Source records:
<<<<

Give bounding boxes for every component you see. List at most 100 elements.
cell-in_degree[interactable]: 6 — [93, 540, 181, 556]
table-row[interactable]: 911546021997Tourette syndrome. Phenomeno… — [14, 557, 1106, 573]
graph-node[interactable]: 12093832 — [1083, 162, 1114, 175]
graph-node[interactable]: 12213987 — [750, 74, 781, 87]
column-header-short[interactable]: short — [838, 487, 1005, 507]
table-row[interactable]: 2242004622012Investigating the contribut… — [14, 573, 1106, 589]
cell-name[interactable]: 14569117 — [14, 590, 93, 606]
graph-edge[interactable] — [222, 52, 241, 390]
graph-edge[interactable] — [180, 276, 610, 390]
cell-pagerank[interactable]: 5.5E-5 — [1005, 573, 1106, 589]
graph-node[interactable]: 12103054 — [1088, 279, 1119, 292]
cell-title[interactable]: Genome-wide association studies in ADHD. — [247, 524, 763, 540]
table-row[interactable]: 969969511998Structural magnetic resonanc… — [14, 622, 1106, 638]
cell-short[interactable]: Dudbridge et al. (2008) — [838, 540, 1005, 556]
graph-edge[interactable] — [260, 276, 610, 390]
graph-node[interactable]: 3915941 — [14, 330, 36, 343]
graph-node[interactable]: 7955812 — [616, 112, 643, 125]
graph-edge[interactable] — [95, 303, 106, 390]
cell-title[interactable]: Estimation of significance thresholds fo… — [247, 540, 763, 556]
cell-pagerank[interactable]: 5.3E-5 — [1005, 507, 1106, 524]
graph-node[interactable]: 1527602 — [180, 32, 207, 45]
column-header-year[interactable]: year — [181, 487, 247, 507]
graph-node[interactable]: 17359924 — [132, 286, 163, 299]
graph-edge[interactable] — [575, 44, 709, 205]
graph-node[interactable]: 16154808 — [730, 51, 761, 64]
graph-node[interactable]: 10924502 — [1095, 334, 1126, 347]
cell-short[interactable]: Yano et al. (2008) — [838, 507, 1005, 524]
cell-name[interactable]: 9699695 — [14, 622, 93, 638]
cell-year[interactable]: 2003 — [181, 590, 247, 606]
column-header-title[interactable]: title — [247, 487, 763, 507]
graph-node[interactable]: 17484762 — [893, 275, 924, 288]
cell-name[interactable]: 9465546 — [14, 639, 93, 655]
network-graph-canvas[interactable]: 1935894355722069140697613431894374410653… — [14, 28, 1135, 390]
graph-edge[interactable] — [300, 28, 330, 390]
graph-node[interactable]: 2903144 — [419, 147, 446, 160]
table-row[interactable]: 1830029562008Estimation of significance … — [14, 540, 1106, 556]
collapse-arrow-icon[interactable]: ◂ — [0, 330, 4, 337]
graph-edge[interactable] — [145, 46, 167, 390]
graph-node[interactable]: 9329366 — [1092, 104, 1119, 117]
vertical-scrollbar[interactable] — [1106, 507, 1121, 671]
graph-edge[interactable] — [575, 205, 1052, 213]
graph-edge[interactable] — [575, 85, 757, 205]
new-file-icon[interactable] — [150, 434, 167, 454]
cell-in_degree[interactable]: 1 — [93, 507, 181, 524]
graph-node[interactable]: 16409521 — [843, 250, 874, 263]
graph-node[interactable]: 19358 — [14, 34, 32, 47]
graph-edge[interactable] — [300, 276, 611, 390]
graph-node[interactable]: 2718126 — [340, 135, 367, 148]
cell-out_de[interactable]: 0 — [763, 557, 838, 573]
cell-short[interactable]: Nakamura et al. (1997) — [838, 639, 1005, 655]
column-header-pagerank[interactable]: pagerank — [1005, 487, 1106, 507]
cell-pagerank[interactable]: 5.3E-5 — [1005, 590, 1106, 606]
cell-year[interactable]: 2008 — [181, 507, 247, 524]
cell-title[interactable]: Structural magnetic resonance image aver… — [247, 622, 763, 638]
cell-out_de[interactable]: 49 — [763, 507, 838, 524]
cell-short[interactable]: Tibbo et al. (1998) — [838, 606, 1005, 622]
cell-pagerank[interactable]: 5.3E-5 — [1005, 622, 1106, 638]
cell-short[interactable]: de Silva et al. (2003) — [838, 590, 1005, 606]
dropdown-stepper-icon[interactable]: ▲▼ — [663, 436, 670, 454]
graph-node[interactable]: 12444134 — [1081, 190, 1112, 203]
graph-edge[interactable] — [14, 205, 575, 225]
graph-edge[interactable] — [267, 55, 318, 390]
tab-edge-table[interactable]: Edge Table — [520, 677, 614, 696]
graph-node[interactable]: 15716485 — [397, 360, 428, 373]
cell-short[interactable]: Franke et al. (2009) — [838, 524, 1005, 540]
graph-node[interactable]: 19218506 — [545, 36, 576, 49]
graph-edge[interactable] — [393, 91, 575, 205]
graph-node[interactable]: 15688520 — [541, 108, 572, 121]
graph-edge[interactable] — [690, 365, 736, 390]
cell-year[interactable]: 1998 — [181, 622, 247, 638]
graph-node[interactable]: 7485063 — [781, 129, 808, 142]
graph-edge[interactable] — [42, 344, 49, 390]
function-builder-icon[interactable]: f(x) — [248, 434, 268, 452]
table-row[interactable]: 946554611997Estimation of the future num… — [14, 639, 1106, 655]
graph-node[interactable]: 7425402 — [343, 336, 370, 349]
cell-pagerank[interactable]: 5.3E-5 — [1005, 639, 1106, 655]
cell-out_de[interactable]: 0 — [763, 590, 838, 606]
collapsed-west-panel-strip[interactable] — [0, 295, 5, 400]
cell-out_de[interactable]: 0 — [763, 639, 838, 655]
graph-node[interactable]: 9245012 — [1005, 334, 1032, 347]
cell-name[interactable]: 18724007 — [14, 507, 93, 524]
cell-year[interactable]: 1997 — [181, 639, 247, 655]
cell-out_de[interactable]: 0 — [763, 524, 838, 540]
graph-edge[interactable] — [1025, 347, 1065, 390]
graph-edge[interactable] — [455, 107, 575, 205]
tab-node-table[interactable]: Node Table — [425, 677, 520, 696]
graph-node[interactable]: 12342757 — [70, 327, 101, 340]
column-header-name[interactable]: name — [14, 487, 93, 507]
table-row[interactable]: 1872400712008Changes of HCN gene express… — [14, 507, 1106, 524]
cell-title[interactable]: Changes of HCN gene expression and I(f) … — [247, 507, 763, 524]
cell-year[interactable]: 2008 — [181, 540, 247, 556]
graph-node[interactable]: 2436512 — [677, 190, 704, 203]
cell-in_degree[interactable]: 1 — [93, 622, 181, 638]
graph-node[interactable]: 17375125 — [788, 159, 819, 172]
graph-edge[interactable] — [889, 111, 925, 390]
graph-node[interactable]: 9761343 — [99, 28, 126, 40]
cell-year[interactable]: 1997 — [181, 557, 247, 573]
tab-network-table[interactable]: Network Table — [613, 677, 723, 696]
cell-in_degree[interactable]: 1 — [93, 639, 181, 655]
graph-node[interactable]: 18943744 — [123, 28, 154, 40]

>>>>

=== The task ===
Among the lines of the data, some contain the word "significance". How many are there? Reply with the number alone.

=== Task result ===
2